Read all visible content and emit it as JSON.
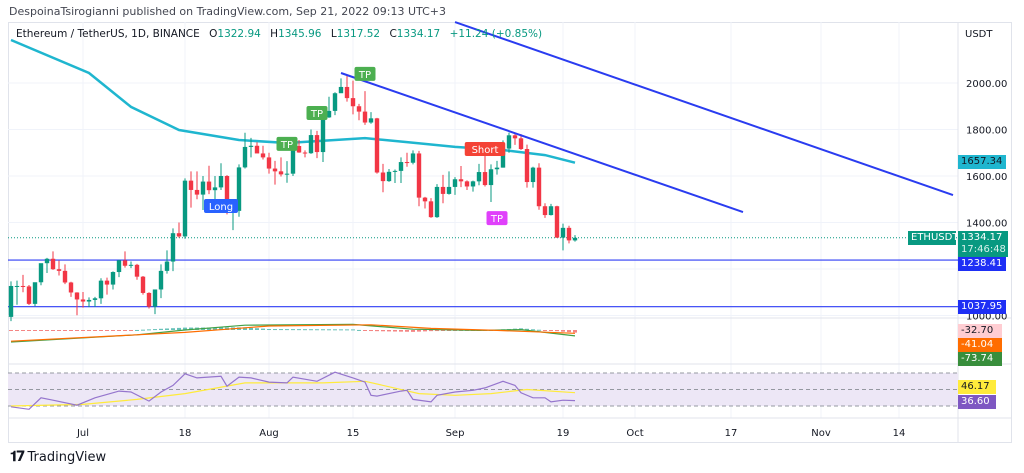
{
  "header": {
    "published": "DespoinaTsirogianni published on TradingView.com, Sep 21, 2022 09:13 UTC+3"
  },
  "legend": {
    "symbol": "Ethereum / TetherUS, 1D, BINANCE",
    "o_label": "O",
    "o": "1322.94",
    "h_label": "H",
    "h": "1345.96",
    "l_label": "L",
    "l": "1317.52",
    "c_label": "C",
    "c": "1334.17",
    "change": "+11.24 (+0.85%)"
  },
  "price_axis": {
    "currency": "USDT",
    "ticks": [
      "2000.00",
      "1800.00",
      "1600.00",
      "1400.00",
      "1000.00"
    ],
    "tick_values": [
      2000,
      1800,
      1600,
      1400,
      1000
    ],
    "ma_tag": "1657.34",
    "symbol_tag": "ETHUSDT",
    "last_price": "1334.17",
    "countdown": "17:46:48",
    "level_1": "1238.41",
    "level_2": "1037.95",
    "macd_hist": "-32.70",
    "macd_signal": "-41.04",
    "macd_line": "-73.74",
    "rsi_ma": "46.17",
    "rsi": "36.60"
  },
  "time_axis": {
    "labels": [
      "Jul",
      "18",
      "Aug",
      "15",
      "Sep",
      "19",
      "Oct",
      "17",
      "Nov",
      "14"
    ],
    "dates": [
      "2022-07-01",
      "2022-07-18",
      "2022-08-01",
      "2022-08-15",
      "2022-09-01",
      "2022-09-19",
      "2022-10-01",
      "2022-10-17",
      "2022-11-01",
      "2022-11-14"
    ]
  },
  "colors": {
    "up": "#089981",
    "down": "#f23645",
    "ma": "#1fb6cf",
    "trendline": "#2a3cf0",
    "level": "#2d3cf5",
    "macd": "#43a047",
    "signal": "#ff6d00",
    "rsi": "#9575cd",
    "rsi_ma": "#ffeb3b",
    "rsi_band": "#ede7f6"
  },
  "logo": {
    "text": "TradingView"
  },
  "chart_data": {
    "type": "candlestick",
    "symbol": "ETHUSDT",
    "interval": "1D",
    "ylim": [
      900,
      2250
    ],
    "grid": true,
    "candles": [
      [
        "2022-06-19",
        994,
        1147,
        976,
        1127
      ],
      [
        "2022-06-20",
        1127,
        1150,
        1046,
        1127
      ],
      [
        "2022-06-21",
        1127,
        1175,
        1100,
        1125
      ],
      [
        "2022-06-22",
        1125,
        1131,
        1045,
        1050
      ],
      [
        "2022-06-23",
        1050,
        1140,
        1040,
        1143
      ],
      [
        "2022-06-24",
        1143,
        1220,
        1130,
        1225
      ],
      [
        "2022-06-25",
        1225,
        1248,
        1183,
        1244
      ],
      [
        "2022-06-26",
        1244,
        1276,
        1196,
        1199
      ],
      [
        "2022-06-27",
        1199,
        1236,
        1172,
        1192
      ],
      [
        "2022-06-28",
        1192,
        1220,
        1135,
        1142
      ],
      [
        "2022-06-29",
        1142,
        1145,
        1080,
        1099
      ],
      [
        "2022-06-30",
        1099,
        1100,
        1001,
        1069
      ],
      [
        "2022-07-01",
        1069,
        1101,
        1034,
        1060
      ],
      [
        "2022-07-02",
        1060,
        1078,
        1036,
        1067
      ],
      [
        "2022-07-03",
        1067,
        1080,
        1037,
        1074
      ],
      [
        "2022-07-04",
        1074,
        1160,
        1050,
        1150
      ],
      [
        "2022-07-05",
        1150,
        1163,
        1090,
        1133
      ],
      [
        "2022-07-06",
        1133,
        1190,
        1112,
        1187
      ],
      [
        "2022-07-07",
        1187,
        1240,
        1165,
        1237
      ],
      [
        "2022-07-08",
        1237,
        1276,
        1206,
        1214
      ],
      [
        "2022-07-09",
        1214,
        1232,
        1204,
        1218
      ],
      [
        "2022-07-10",
        1218,
        1222,
        1154,
        1167
      ],
      [
        "2022-07-11",
        1167,
        1170,
        1090,
        1097
      ],
      [
        "2022-07-12",
        1097,
        1100,
        1030,
        1038
      ],
      [
        "2022-07-13",
        1038,
        1112,
        1006,
        1112
      ],
      [
        "2022-07-14",
        1112,
        1220,
        1075,
        1192
      ],
      [
        "2022-07-15",
        1192,
        1280,
        1180,
        1232
      ],
      [
        "2022-07-16",
        1232,
        1375,
        1191,
        1354
      ],
      [
        "2022-07-17",
        1354,
        1400,
        1335,
        1340
      ],
      [
        "2022-07-18",
        1340,
        1590,
        1330,
        1580
      ],
      [
        "2022-07-19",
        1580,
        1620,
        1464,
        1540
      ],
      [
        "2022-07-20",
        1540,
        1620,
        1500,
        1520
      ],
      [
        "2022-07-21",
        1520,
        1600,
        1454,
        1576
      ],
      [
        "2022-07-22",
        1576,
        1644,
        1522,
        1539
      ],
      [
        "2022-07-23",
        1539,
        1600,
        1500,
        1551
      ],
      [
        "2022-07-24",
        1551,
        1655,
        1540,
        1600
      ],
      [
        "2022-07-25",
        1600,
        1604,
        1435,
        1441
      ],
      [
        "2022-07-26",
        1441,
        1464,
        1367,
        1450
      ],
      [
        "2022-07-27",
        1450,
        1650,
        1425,
        1637
      ],
      [
        "2022-07-28",
        1637,
        1786,
        1632,
        1725
      ],
      [
        "2022-07-29",
        1725,
        1764,
        1680,
        1730
      ],
      [
        "2022-07-30",
        1730,
        1745,
        1700,
        1697
      ],
      [
        "2022-07-31",
        1697,
        1730,
        1671,
        1680
      ],
      [
        "2022-08-01",
        1680,
        1700,
        1610,
        1632
      ],
      [
        "2022-08-02",
        1632,
        1665,
        1563,
        1620
      ],
      [
        "2022-08-03",
        1620,
        1680,
        1598,
        1607
      ],
      [
        "2022-08-04",
        1607,
        1664,
        1571,
        1610
      ],
      [
        "2022-08-05",
        1610,
        1735,
        1600,
        1729
      ],
      [
        "2022-08-06",
        1729,
        1755,
        1700,
        1701
      ],
      [
        "2022-08-07",
        1701,
        1710,
        1680,
        1698
      ],
      [
        "2022-08-08",
        1698,
        1800,
        1695,
        1776
      ],
      [
        "2022-08-09",
        1776,
        1794,
        1677,
        1703
      ],
      [
        "2022-08-10",
        1703,
        1870,
        1660,
        1852
      ],
      [
        "2022-08-11",
        1852,
        1941,
        1850,
        1880
      ],
      [
        "2022-08-12",
        1880,
        1960,
        1862,
        1956
      ],
      [
        "2022-08-13",
        1956,
        2020,
        1957,
        1983
      ],
      [
        "2022-08-14",
        1983,
        2030,
        1920,
        1935
      ],
      [
        "2022-08-15",
        1935,
        2010,
        1865,
        1900
      ],
      [
        "2022-08-16",
        1900,
        1910,
        1840,
        1877
      ],
      [
        "2022-08-17",
        1877,
        1965,
        1820,
        1830
      ],
      [
        "2022-08-18",
        1830,
        1875,
        1825,
        1848
      ],
      [
        "2022-08-19",
        1848,
        1850,
        1610,
        1615
      ],
      [
        "2022-08-20",
        1615,
        1652,
        1530,
        1578
      ],
      [
        "2022-08-21",
        1578,
        1630,
        1575,
        1618
      ],
      [
        "2022-08-22",
        1618,
        1628,
        1570,
        1622
      ],
      [
        "2022-08-23",
        1622,
        1680,
        1570,
        1660
      ],
      [
        "2022-08-24",
        1660,
        1700,
        1640,
        1657
      ],
      [
        "2022-08-25",
        1657,
        1710,
        1650,
        1697
      ],
      [
        "2022-08-26",
        1697,
        1708,
        1470,
        1507
      ],
      [
        "2022-08-27",
        1507,
        1510,
        1460,
        1491
      ],
      [
        "2022-08-28",
        1491,
        1505,
        1420,
        1423
      ],
      [
        "2022-08-29",
        1423,
        1565,
        1420,
        1553
      ],
      [
        "2022-08-30",
        1553,
        1605,
        1483,
        1523
      ],
      [
        "2022-08-31",
        1523,
        1620,
        1520,
        1553
      ],
      [
        "2022-09-01",
        1553,
        1595,
        1519,
        1586
      ],
      [
        "2022-09-02",
        1586,
        1643,
        1552,
        1577
      ],
      [
        "2022-09-03",
        1577,
        1581,
        1540,
        1555
      ],
      [
        "2022-09-04",
        1555,
        1580,
        1533,
        1577
      ],
      [
        "2022-09-05",
        1577,
        1652,
        1560,
        1617
      ],
      [
        "2022-09-06",
        1617,
        1689,
        1555,
        1561
      ],
      [
        "2022-09-07",
        1561,
        1650,
        1488,
        1629
      ],
      [
        "2022-09-08",
        1629,
        1665,
        1606,
        1636
      ],
      [
        "2022-09-09",
        1636,
        1753,
        1636,
        1718
      ],
      [
        "2022-09-10",
        1718,
        1786,
        1700,
        1775
      ],
      [
        "2022-09-11",
        1775,
        1785,
        1734,
        1762
      ],
      [
        "2022-09-12",
        1762,
        1780,
        1712,
        1716
      ],
      [
        "2022-09-13",
        1716,
        1735,
        1550,
        1574
      ],
      [
        "2022-09-14",
        1574,
        1640,
        1550,
        1636
      ],
      [
        "2022-09-15",
        1636,
        1655,
        1455,
        1470
      ],
      [
        "2022-09-16",
        1470,
        1483,
        1420,
        1432
      ],
      [
        "2022-09-17",
        1432,
        1480,
        1430,
        1470
      ],
      [
        "2022-09-18",
        1470,
        1472,
        1334,
        1335
      ],
      [
        "2022-09-19",
        1335,
        1395,
        1280,
        1377
      ],
      [
        "2022-09-20",
        1377,
        1386,
        1310,
        1323
      ],
      [
        "2022-09-21",
        1322.94,
        1345.96,
        1317.52,
        1334.17
      ]
    ],
    "moving_average": [
      [
        "2022-06-19",
        2185
      ],
      [
        "2022-07-02",
        2043
      ],
      [
        "2022-07-09",
        1897
      ],
      [
        "2022-07-17",
        1798
      ],
      [
        "2022-07-27",
        1755
      ],
      [
        "2022-08-04",
        1742
      ],
      [
        "2022-08-17",
        1763
      ],
      [
        "2022-08-24",
        1746
      ],
      [
        "2022-09-01",
        1725
      ],
      [
        "2022-09-09",
        1712
      ],
      [
        "2022-09-16",
        1690
      ],
      [
        "2022-09-21",
        1657.34
      ]
    ],
    "trendlines": [
      {
        "from": [
          "2022-08-13",
          2043
        ],
        "to": [
          "2022-10-19",
          1445
        ]
      },
      {
        "from": [
          "2022-09-01",
          2262
        ],
        "to": [
          "2022-11-23",
          1518
        ]
      }
    ],
    "horizontal_levels": [
      1238.41,
      1037.95
    ],
    "annotations": [
      {
        "text": "TP",
        "date": "2022-08-04",
        "price": 1738,
        "color": "#4caf50"
      },
      {
        "text": "TP",
        "date": "2022-08-09",
        "price": 1871,
        "color": "#4caf50"
      },
      {
        "text": "TP",
        "date": "2022-08-17",
        "price": 2039,
        "color": "#4caf50"
      },
      {
        "text": "Long",
        "date": "2022-07-24",
        "price": 1471,
        "color": "#2962ff"
      },
      {
        "text": "Short",
        "date": "2022-09-06",
        "price": 1716,
        "color": "#f44336"
      },
      {
        "text": "TP",
        "date": "2022-09-08",
        "price": 1419,
        "color": "#e040fb"
      }
    ],
    "macd": {
      "macd_line": [
        [
          "2022-06-19",
          -150
        ],
        [
          "2022-07-10",
          -60
        ],
        [
          "2022-07-18",
          0
        ],
        [
          "2022-07-28",
          60
        ],
        [
          "2022-08-15",
          70
        ],
        [
          "2022-08-25",
          10
        ],
        [
          "2022-09-05",
          -5
        ],
        [
          "2022-09-12",
          5
        ],
        [
          "2022-09-21",
          -73.74
        ]
      ],
      "signal_line": [
        [
          "2022-06-19",
          -140
        ],
        [
          "2022-07-18",
          -30
        ],
        [
          "2022-08-01",
          50
        ],
        [
          "2022-08-18",
          65
        ],
        [
          "2022-08-28",
          20
        ],
        [
          "2022-09-08",
          -5
        ],
        [
          "2022-09-21",
          -41.04
        ]
      ]
    },
    "rsi": {
      "bands": [
        70,
        50,
        30
      ],
      "rsi_line": [
        [
          "2022-06-19",
          29
        ],
        [
          "2022-06-22",
          26
        ],
        [
          "2022-06-24",
          40
        ],
        [
          "2022-06-26",
          37
        ],
        [
          "2022-06-30",
          31
        ],
        [
          "2022-07-03",
          40
        ],
        [
          "2022-07-07",
          48
        ],
        [
          "2022-07-09",
          47
        ],
        [
          "2022-07-12",
          36
        ],
        [
          "2022-07-14",
          47
        ],
        [
          "2022-07-16",
          55
        ],
        [
          "2022-07-18",
          69
        ],
        [
          "2022-07-20",
          64
        ],
        [
          "2022-07-24",
          66
        ],
        [
          "2022-07-25",
          54
        ],
        [
          "2022-07-27",
          65
        ],
        [
          "2022-07-29",
          64
        ],
        [
          "2022-08-01",
          59
        ],
        [
          "2022-08-04",
          58
        ],
        [
          "2022-08-05",
          65
        ],
        [
          "2022-08-09",
          60
        ],
        [
          "2022-08-12",
          71
        ],
        [
          "2022-08-15",
          64
        ],
        [
          "2022-08-17",
          59
        ],
        [
          "2022-08-18",
          43
        ],
        [
          "2022-08-19",
          42
        ],
        [
          "2022-08-23",
          48
        ],
        [
          "2022-08-24",
          49
        ],
        [
          "2022-08-25",
          38
        ],
        [
          "2022-08-28",
          35
        ],
        [
          "2022-08-29",
          43
        ],
        [
          "2022-09-01",
          47
        ],
        [
          "2022-09-04",
          49
        ],
        [
          "2022-09-06",
          52
        ],
        [
          "2022-09-09",
          60
        ],
        [
          "2022-09-11",
          55
        ],
        [
          "2022-09-12",
          46
        ],
        [
          "2022-09-14",
          40
        ],
        [
          "2022-09-16",
          40
        ],
        [
          "2022-09-17",
          35
        ],
        [
          "2022-09-19",
          37
        ],
        [
          "2022-09-21",
          36.6
        ]
      ],
      "rsi_ma": [
        [
          "2022-06-19",
          30
        ],
        [
          "2022-07-01",
          32
        ],
        [
          "2022-07-10",
          38
        ],
        [
          "2022-07-18",
          45
        ],
        [
          "2022-07-28",
          58
        ],
        [
          "2022-08-10",
          58
        ],
        [
          "2022-08-17",
          60
        ],
        [
          "2022-08-26",
          45
        ],
        [
          "2022-09-01",
          43
        ],
        [
          "2022-09-07",
          45
        ],
        [
          "2022-09-13",
          50
        ],
        [
          "2022-09-21",
          46.17
        ]
      ]
    }
  }
}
::::
Find the word "TradingView" in the data and show each line that holds it.

    "published": "DespoinaTsirogianni published on TradingView.com, Sep 21, 2022 09:13 UTC+3"
    "text": "TradingView"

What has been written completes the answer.